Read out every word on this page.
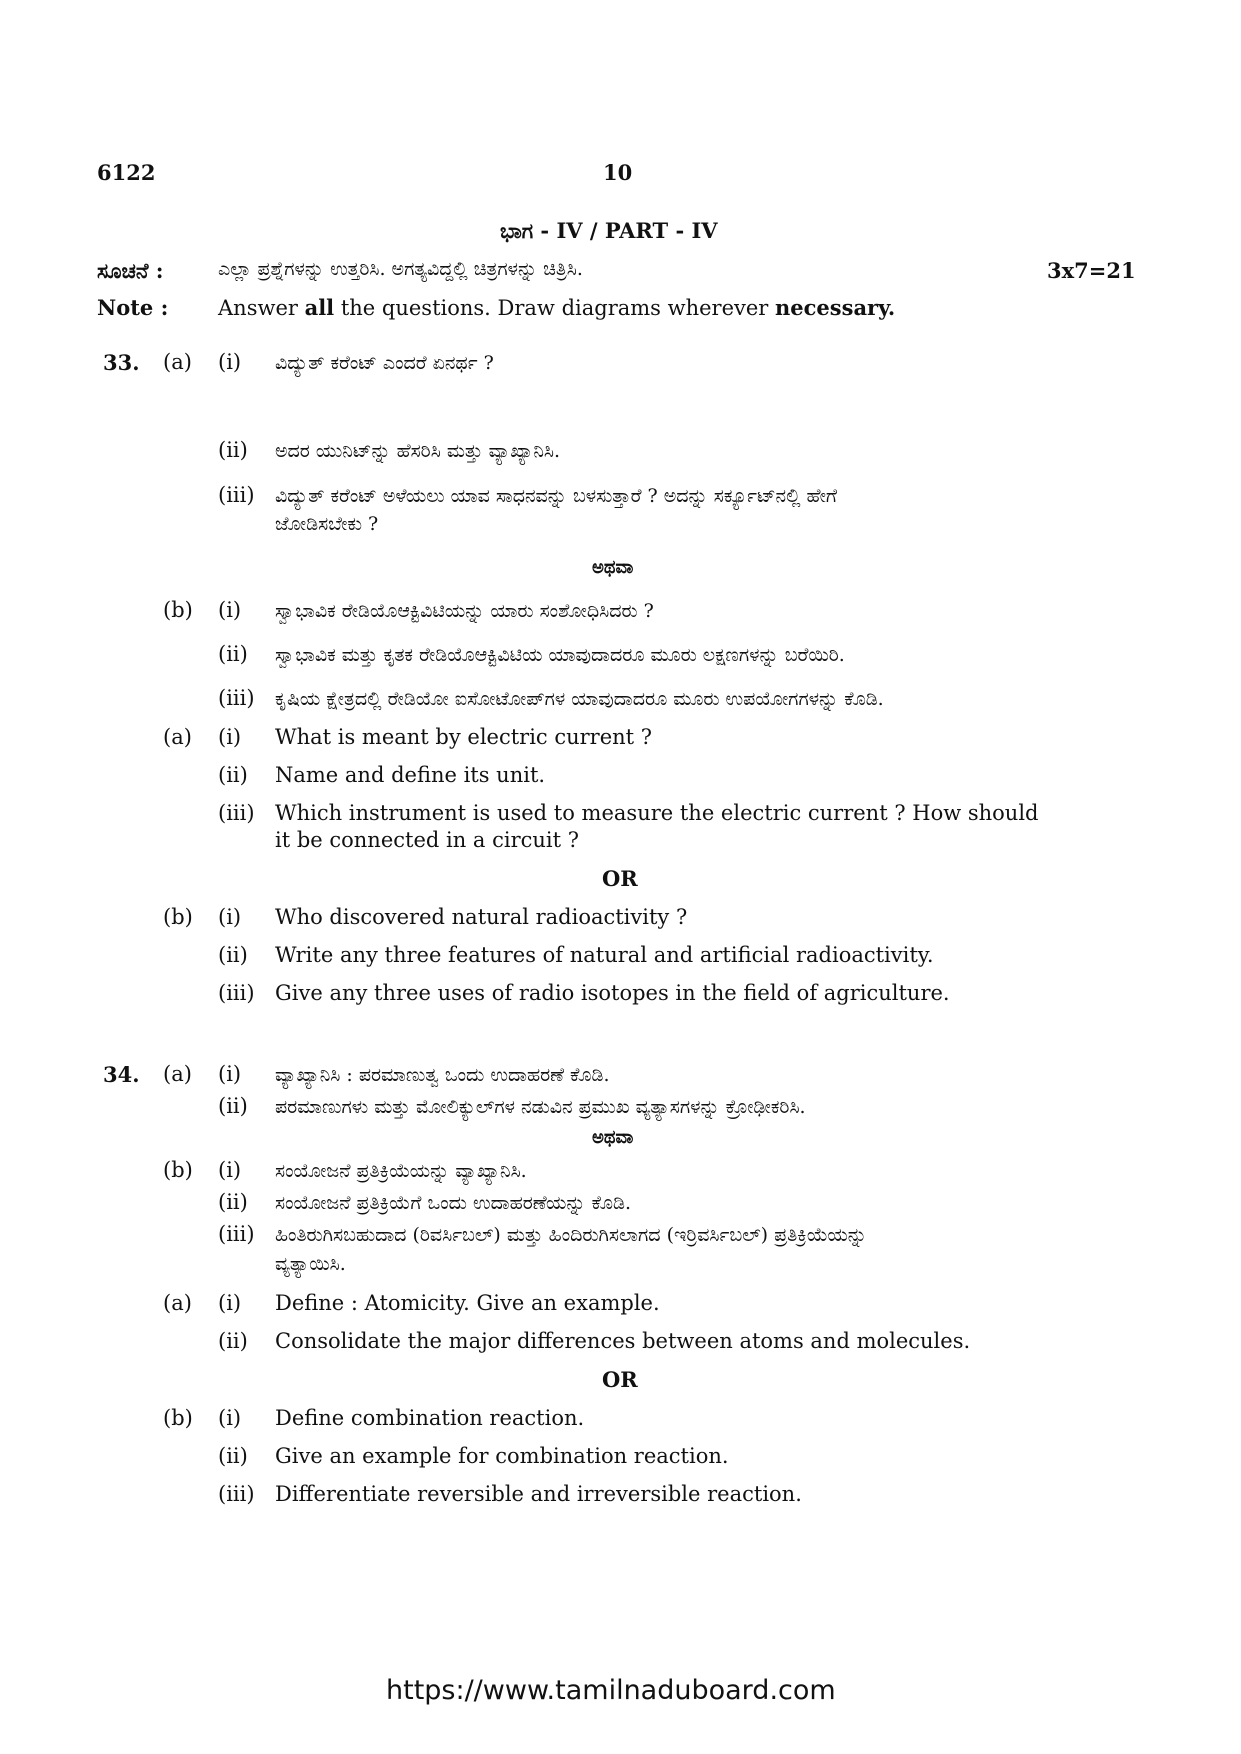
6122	10
ಭಾಗ - IV / PART - IV
ಸೂಚನೆ :	ಎಲ್ಲಾ ಪ್ರಶ್ನೆಗಳನ್ನು ಉತ್ತರಿಸಿ. ಅಗತ್ಯವಿದ್ದಲ್ಲಿ ಚಿತ್ರಗಳನ್ನು ಚಿತ್ರಿಸಿ.	3x7=21
Note : Answer all the questions. Draw diagrams wherever necessary.
33. (a) (i) ವಿದ್ಯುತ್ ಕರೆಂಟ್ ಎಂದರೆ ಏನರ್ಥ ?
(ii) ಅದರ ಯುನಿಟ್‌ನ್ನು ಹೆಸರಿಸಿ ಮತ್ತು ವ್ಯಾಖ್ಯಾನಿಸಿ.
(iii) ವಿದ್ಯುತ್ ಕರೆಂಟ್ ಅಳೆಯಲು ಯಾವ ಸಾಧನವನ್ನು ಬಳಸುತ್ತಾರೆ ? ಅದನ್ನು ಸರ್ಕ್ಯೂಟ್‌ನಲ್ಲಿ ಹೇಗೆ
ಜೋಡಿಸಬೇಕು ?
ಅಥವಾ
(b) (i) ಸ್ವಾಭಾವಿಕ ರೇಡಿಯೊಆಕ್ಟಿವಿಟಿಯನ್ನು ಯಾರು ಸಂಶೋಧಿಸಿದರು ?
(ii) ಸ್ವಾಭಾವಿಕ ಮತ್ತು ಕೃತಕ ರೇಡಿಯೊಆಕ್ಟಿವಿಟಿಯ ಯಾವುದಾದರೂ ಮೂರು ಲಕ್ಷಣಗಳನ್ನು ಬರೆಯಿರಿ.
(iii) ಕೃಷಿಯ ಕ್ಷೇತ್ರದಲ್ಲಿ ರೇಡಿಯೋ ಐಸೋಟೋಪ್‌ಗಳ ಯಾವುದಾದರೂ ಮೂರು ಉಪಯೋಗಗಳನ್ನು ಕೊಡಿ.
(a) (i) What is meant by electric current ?
(ii) Name and define its unit.
(iii) Which instrument is used to measure the electric current ? How should
it be connected in a circuit ?
OR
(b) (i) Who discovered natural radioactivity ?
(ii) Write any three features of natural and artificial radioactivity.
(iii) Give any three uses of radio isotopes in the field of agriculture.
34. (a) (i) ವ್ಯಾಖ್ಯಾನಿಸಿ : ಪರಮಾಣುತ್ವ ಒಂದು ಉದಾಹರಣೆ ಕೊಡಿ.
(ii) ಪರಮಾಣುಗಳು ಮತ್ತು ಮೋಲಿಕ್ಯುಲ್‌ಗಳ ನಡುವಿನ ಪ್ರಮುಖ ವ್ಯತ್ಯಾಸಗಳನ್ನು ಕ್ರೋಢೀಕರಿಸಿ.
ಅಥವಾ
(b) (i) ಸಂಯೋಜನೆ ಪ್ರತಿಕ್ರಿಯೆಯನ್ನು ವ್ಯಾಖ್ಯಾನಿಸಿ.
(ii) ಸಂಯೋಜನೆ ಪ್ರತಿಕ್ರಿಯೆಗೆ ಒಂದು ಉದಾಹರಣೆಯನ್ನು ಕೊಡಿ.
(iii) ಹಿಂತಿರುಗಿಸಬಹುದಾದ (ರಿವರ್ಸಿಬಲ್) ಮತ್ತು ಹಿಂದಿರುಗಿಸಲಾಗದ (ಇರ್ರಿವರ್ಸಿಬಲ್) ಪ್ರತಿಕ್ರಿಯೆಯನ್ನು
ವ್ಯತ್ಯಾಯಿಸಿ.
(a) (i) Define : Atomicity. Give an example.
(ii) Consolidate the major differences between atoms and molecules.
OR
(b) (i) Define combination reaction.
(ii) Give an example for combination reaction.
(iii) Differentiate reversible and irreversible reaction.
https://www.tamilnaduboard.com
• • • • • • •
Gather from the records above every line containing the string "natural".

(b) (i) Who discovered natural radioactivity ?
(ii) Write any three features of natural and artificial radioactivity.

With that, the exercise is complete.